Aim: Copy each line containing the word "corps" from the records that follow, please.

· · · · · · ·

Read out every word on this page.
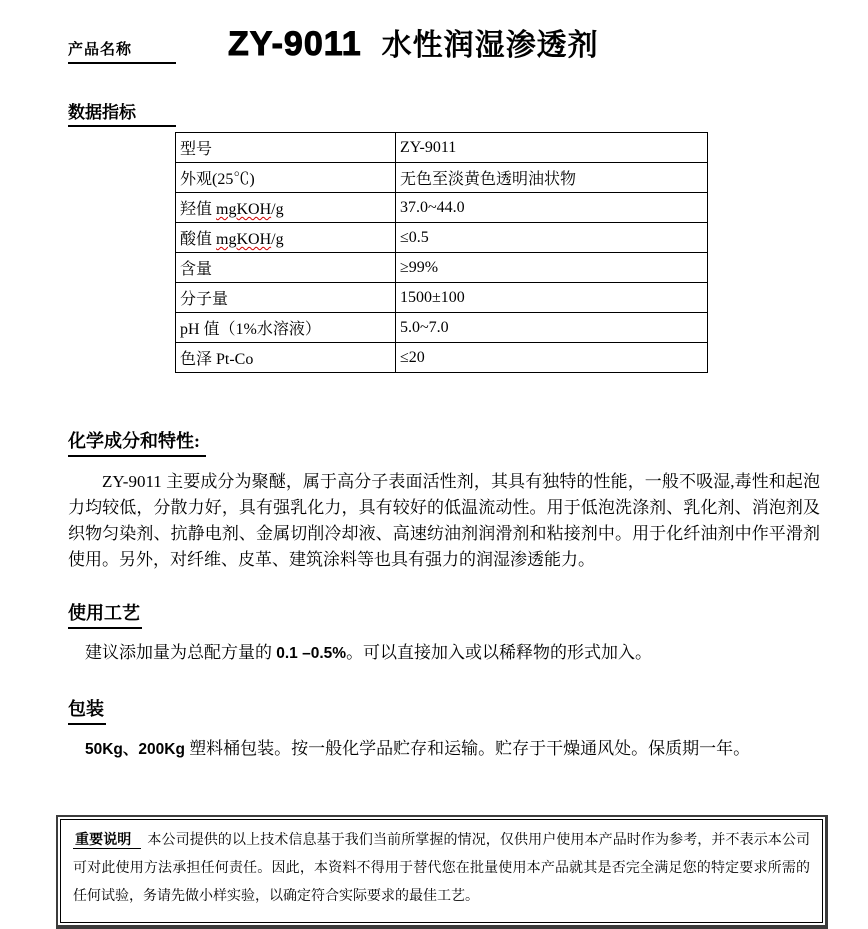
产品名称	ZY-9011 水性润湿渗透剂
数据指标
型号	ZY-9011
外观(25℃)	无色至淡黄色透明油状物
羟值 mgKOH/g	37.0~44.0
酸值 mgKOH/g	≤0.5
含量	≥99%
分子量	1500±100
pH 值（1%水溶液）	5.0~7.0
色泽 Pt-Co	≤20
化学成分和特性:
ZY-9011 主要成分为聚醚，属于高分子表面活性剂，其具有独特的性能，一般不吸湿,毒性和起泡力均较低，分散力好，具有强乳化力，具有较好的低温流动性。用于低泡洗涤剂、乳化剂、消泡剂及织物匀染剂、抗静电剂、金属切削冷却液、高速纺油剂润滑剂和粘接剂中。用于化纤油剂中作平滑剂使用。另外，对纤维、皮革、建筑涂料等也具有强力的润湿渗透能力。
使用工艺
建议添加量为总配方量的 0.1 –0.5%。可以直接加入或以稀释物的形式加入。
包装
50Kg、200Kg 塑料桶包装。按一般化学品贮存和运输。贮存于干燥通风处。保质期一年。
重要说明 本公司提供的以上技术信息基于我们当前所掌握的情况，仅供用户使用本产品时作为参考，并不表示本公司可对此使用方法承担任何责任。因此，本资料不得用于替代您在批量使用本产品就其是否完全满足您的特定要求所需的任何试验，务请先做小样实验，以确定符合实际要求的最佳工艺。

· · · · · · ·

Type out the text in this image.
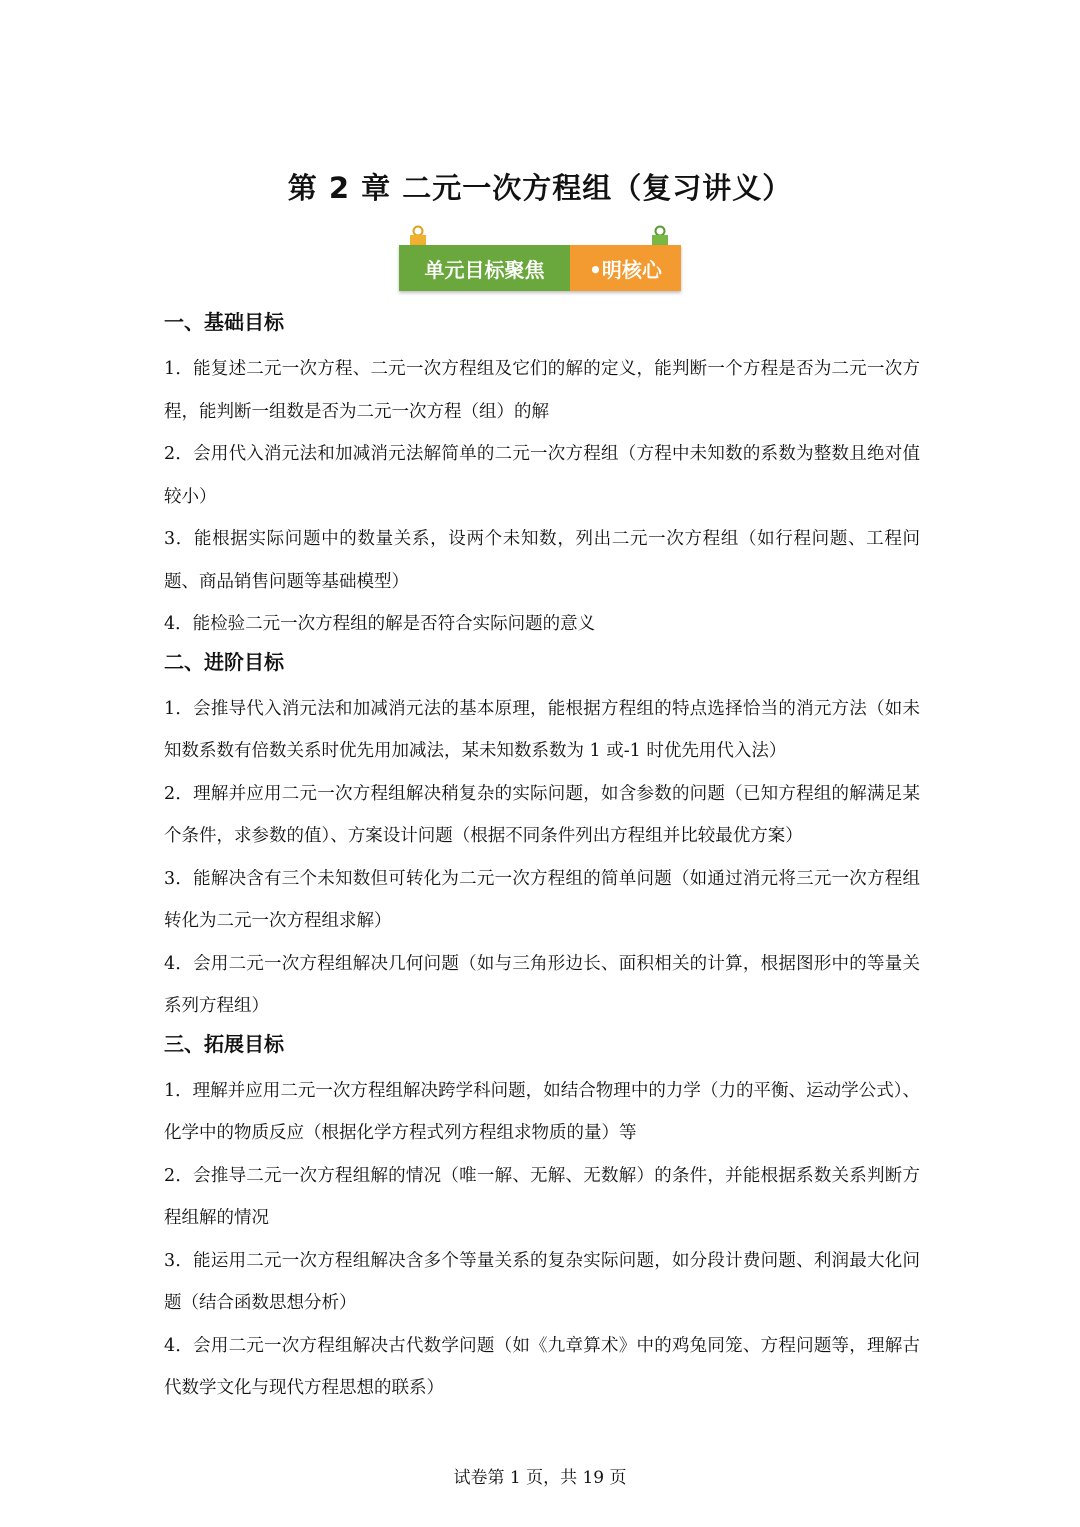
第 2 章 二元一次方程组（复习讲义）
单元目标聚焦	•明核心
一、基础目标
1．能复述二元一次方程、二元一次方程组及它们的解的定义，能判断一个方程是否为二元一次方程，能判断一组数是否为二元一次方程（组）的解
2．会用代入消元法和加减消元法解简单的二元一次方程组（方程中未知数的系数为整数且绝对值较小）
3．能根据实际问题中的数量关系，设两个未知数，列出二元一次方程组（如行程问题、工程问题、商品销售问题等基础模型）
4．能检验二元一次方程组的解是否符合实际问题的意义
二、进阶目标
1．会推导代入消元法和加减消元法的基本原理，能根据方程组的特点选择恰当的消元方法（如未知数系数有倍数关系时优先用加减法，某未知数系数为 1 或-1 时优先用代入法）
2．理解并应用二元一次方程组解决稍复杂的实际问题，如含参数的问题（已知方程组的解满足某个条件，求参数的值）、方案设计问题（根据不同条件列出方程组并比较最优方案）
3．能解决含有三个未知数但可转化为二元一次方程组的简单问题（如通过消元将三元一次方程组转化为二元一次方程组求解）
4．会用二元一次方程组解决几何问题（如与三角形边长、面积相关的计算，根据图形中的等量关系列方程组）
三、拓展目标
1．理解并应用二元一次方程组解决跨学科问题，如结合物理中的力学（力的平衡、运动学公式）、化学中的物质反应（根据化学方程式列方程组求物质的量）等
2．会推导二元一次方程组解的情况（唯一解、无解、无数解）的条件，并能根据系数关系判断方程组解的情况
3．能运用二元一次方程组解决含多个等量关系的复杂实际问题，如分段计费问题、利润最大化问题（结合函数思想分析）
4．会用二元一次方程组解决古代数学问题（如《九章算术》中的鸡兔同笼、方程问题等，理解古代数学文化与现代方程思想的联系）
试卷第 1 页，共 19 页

· · · · · · ·

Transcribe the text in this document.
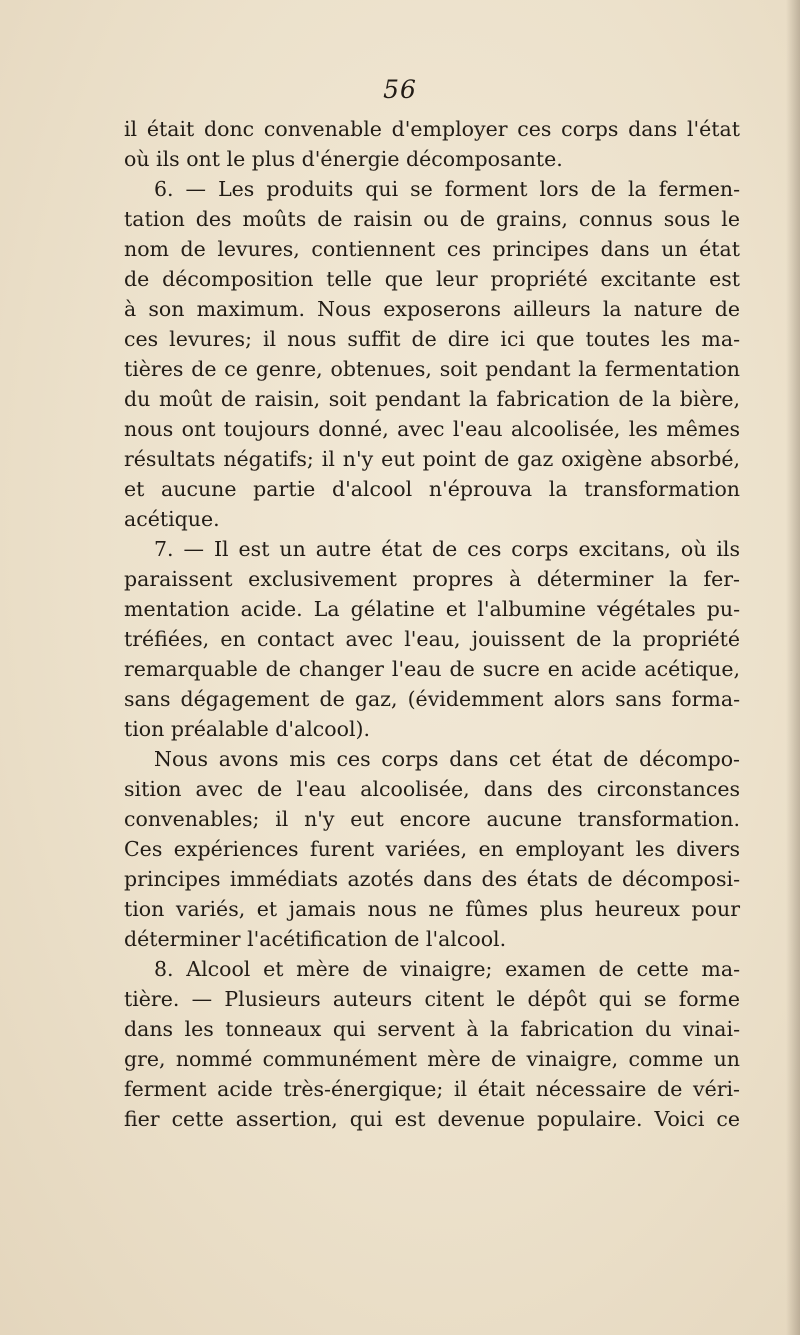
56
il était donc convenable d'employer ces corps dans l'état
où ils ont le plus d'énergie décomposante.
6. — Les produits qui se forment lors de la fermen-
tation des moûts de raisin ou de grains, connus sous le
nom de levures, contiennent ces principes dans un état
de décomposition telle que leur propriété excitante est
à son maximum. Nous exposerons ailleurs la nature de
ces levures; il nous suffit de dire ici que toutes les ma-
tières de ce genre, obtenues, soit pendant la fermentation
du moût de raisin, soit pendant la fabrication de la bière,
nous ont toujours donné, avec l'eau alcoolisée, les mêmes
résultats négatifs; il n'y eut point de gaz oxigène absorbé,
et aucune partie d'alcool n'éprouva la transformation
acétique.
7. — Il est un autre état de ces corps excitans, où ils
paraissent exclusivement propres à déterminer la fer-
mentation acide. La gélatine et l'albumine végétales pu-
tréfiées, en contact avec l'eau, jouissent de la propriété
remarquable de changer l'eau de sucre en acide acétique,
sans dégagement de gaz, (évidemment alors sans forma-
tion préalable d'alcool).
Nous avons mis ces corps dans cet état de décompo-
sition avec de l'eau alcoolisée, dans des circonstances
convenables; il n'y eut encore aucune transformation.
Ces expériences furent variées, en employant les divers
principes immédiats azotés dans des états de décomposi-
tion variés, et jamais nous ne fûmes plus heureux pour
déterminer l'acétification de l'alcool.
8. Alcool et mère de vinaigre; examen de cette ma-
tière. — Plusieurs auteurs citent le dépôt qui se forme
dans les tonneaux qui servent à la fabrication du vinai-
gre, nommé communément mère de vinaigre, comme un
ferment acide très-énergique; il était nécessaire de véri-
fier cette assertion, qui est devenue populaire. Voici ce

· · · · · · ·

Answer to this exercise:
il était donc convenable d'employer ces corps dans l'état
7. — Il est un autre état de ces corps excitans, où ils
Nous avons mis ces corps dans cet état de décompo-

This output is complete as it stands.